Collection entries
★ ★ ★ ★

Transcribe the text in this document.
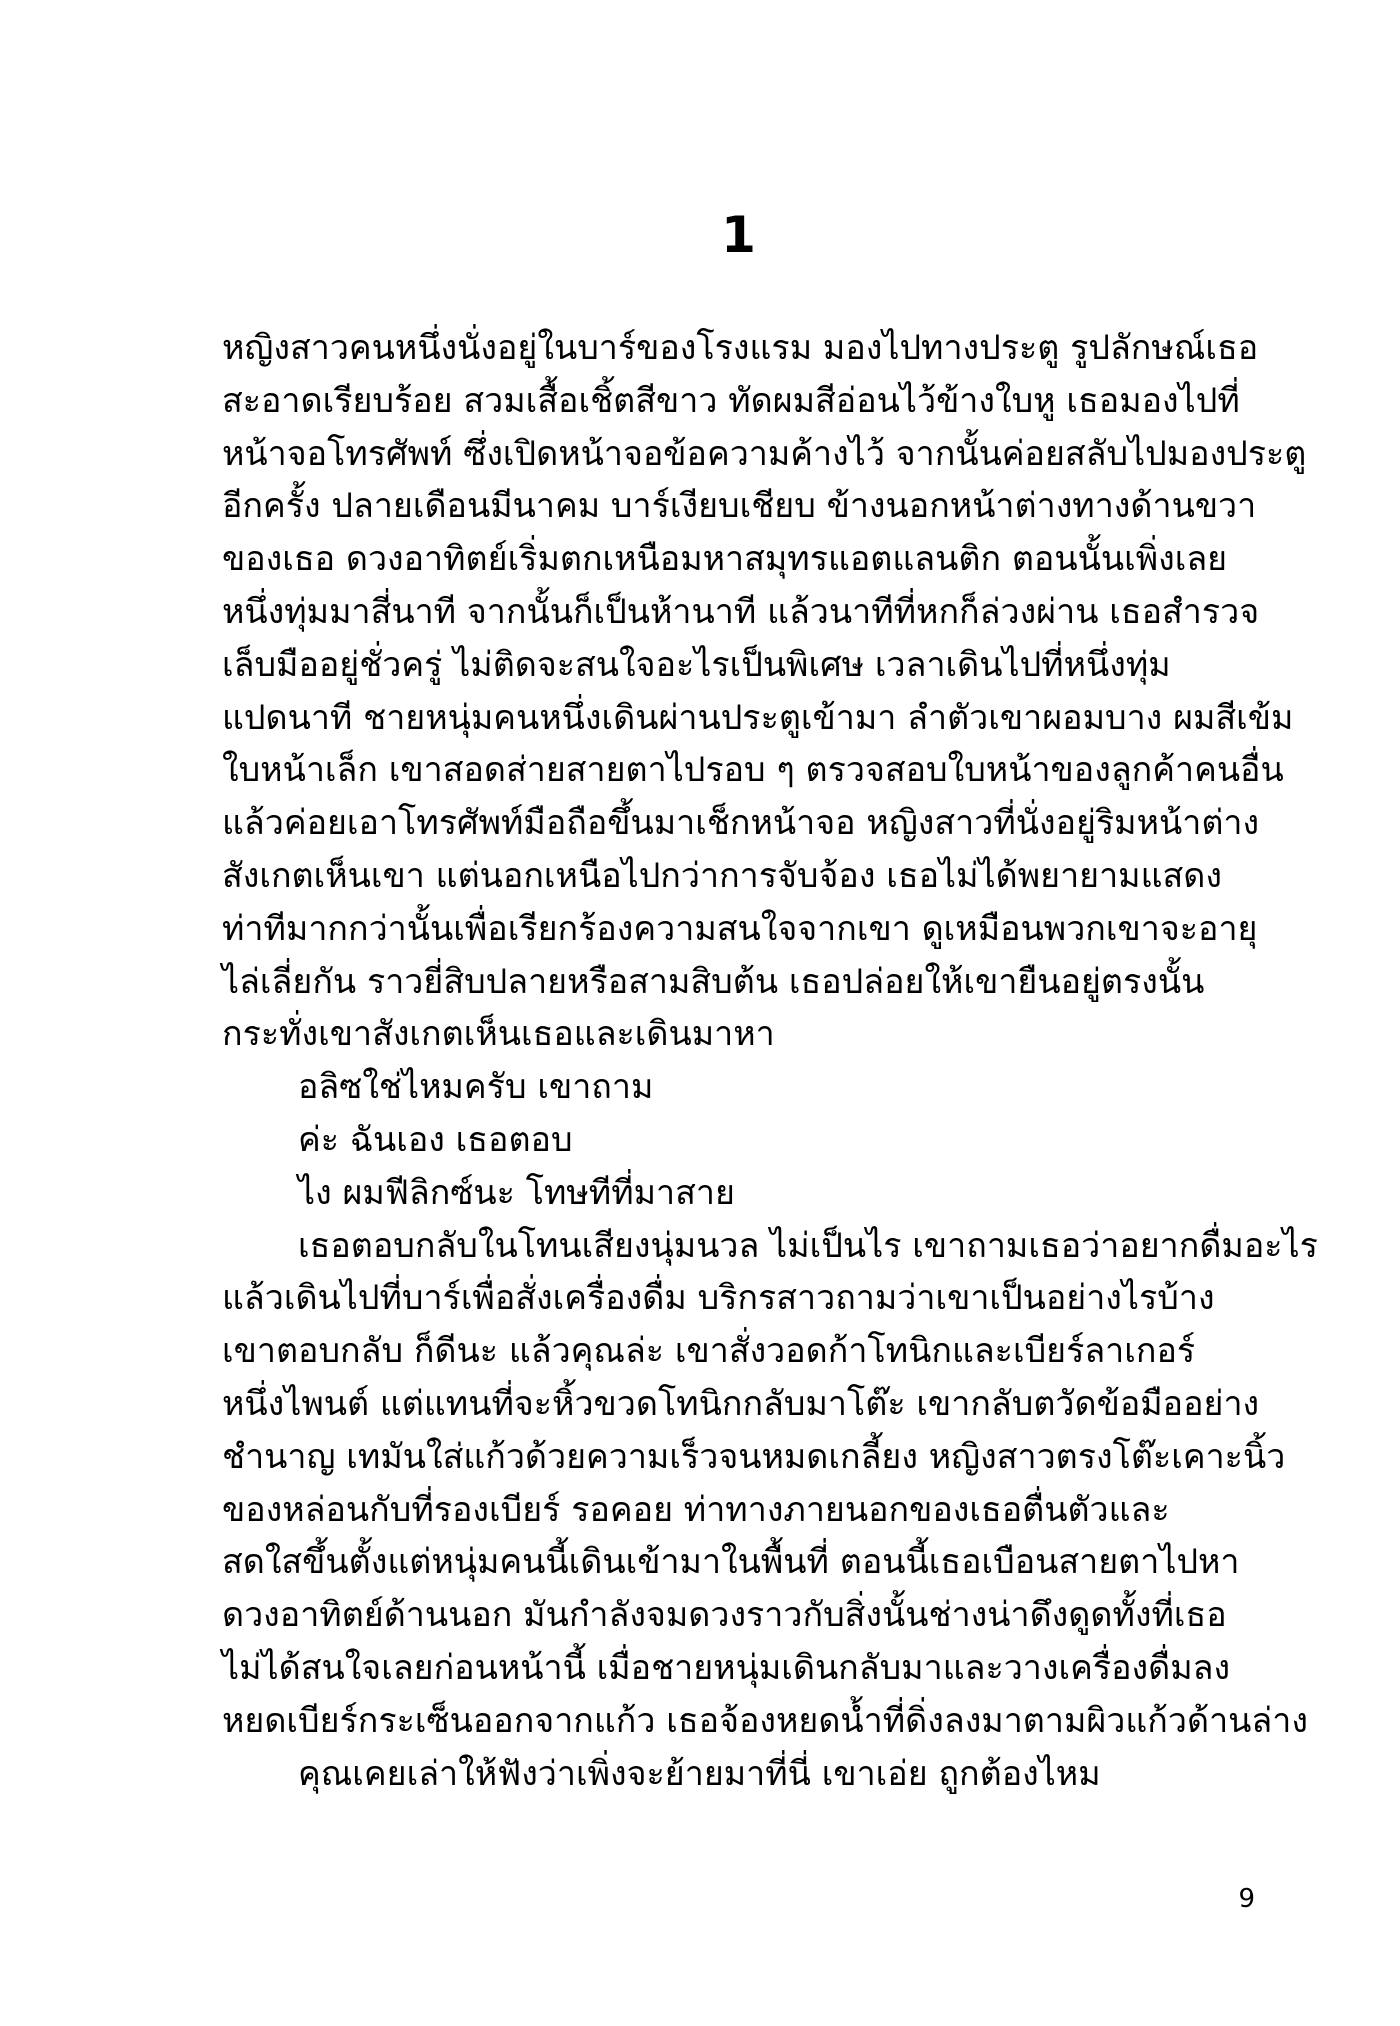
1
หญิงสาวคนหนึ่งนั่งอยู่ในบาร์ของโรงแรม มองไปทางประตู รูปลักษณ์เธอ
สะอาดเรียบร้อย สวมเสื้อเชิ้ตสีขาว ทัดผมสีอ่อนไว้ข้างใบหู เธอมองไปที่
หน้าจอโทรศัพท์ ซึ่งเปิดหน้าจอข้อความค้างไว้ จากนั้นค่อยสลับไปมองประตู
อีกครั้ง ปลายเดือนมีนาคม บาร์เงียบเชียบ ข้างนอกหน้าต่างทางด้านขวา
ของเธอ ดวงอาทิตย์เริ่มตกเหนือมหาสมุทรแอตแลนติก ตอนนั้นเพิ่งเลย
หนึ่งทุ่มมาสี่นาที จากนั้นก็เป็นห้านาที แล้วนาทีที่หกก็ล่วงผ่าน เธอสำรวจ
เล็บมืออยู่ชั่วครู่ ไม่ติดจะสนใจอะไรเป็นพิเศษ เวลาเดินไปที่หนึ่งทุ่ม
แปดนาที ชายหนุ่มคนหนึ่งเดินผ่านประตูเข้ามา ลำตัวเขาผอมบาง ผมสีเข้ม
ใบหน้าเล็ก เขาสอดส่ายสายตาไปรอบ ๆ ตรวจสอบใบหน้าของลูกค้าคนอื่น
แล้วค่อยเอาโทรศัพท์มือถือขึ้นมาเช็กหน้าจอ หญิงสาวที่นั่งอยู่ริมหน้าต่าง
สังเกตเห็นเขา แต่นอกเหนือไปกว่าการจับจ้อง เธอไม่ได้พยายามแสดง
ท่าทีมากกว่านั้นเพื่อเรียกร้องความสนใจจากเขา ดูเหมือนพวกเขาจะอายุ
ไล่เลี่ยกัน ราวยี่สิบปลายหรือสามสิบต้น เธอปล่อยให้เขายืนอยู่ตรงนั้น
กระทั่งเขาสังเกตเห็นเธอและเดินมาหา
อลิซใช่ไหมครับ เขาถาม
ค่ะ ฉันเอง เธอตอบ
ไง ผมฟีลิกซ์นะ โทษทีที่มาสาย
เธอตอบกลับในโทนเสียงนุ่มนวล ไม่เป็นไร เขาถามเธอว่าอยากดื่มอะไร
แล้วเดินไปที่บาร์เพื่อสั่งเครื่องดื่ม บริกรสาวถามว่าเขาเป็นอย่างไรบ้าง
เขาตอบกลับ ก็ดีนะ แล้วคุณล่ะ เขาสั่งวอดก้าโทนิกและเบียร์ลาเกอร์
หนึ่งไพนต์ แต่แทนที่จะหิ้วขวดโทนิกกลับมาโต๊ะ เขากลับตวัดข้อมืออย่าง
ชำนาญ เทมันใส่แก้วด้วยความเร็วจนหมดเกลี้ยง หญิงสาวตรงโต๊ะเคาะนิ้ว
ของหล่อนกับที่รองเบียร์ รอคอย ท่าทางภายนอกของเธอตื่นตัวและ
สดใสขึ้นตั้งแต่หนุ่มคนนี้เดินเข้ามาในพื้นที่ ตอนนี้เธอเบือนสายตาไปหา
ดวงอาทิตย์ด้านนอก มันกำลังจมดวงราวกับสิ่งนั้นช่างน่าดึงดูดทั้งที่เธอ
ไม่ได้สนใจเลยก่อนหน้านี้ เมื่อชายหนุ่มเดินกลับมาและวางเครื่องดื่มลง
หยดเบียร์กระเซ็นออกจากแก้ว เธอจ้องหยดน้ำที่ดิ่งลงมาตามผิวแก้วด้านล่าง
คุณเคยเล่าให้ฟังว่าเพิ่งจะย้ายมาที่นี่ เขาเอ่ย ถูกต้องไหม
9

★ ★ ★ ★

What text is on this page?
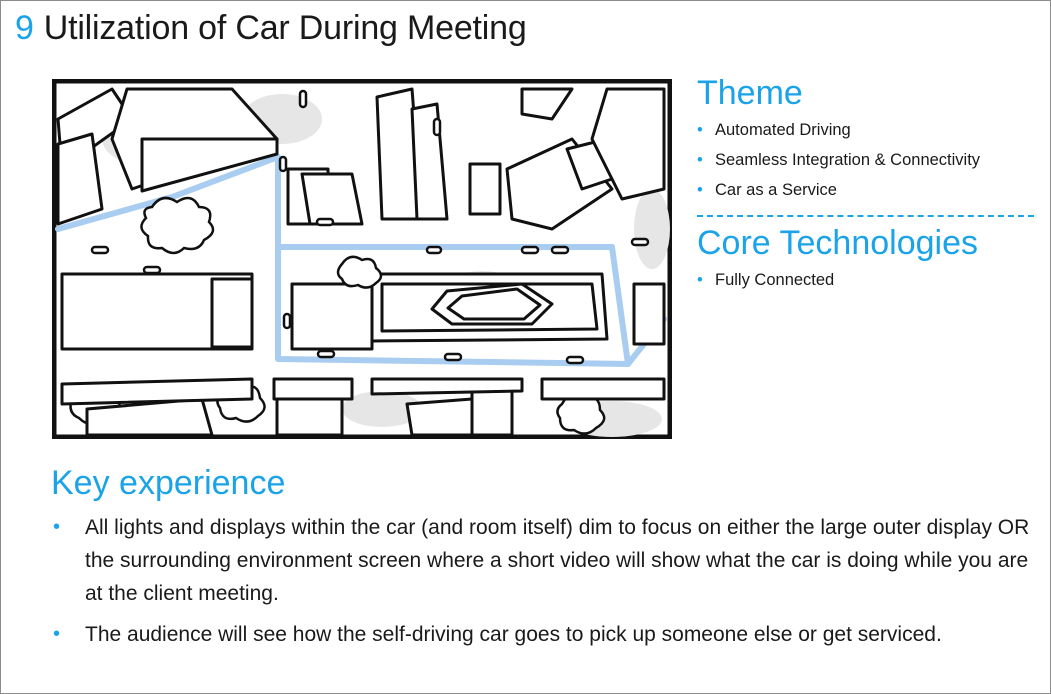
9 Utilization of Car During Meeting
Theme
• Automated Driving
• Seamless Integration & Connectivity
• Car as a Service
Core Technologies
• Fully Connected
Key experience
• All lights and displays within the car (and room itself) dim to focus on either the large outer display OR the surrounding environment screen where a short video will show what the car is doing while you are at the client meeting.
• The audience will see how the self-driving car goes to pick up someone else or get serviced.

★ ★ ★ ★

▶ [YOUR TASK]
Every line that holds the word "งเกตเห" should be extracted.

▶ [RESPONSE TO THE EXERCISE]
สังเกตเห็นเขา แต่นอกเหนือไปกว่าการจับจ้อง เธอไม่ได้พยายามแสดง
กระทั่งเขาสังเกตเห็นเธอและเดินมาหา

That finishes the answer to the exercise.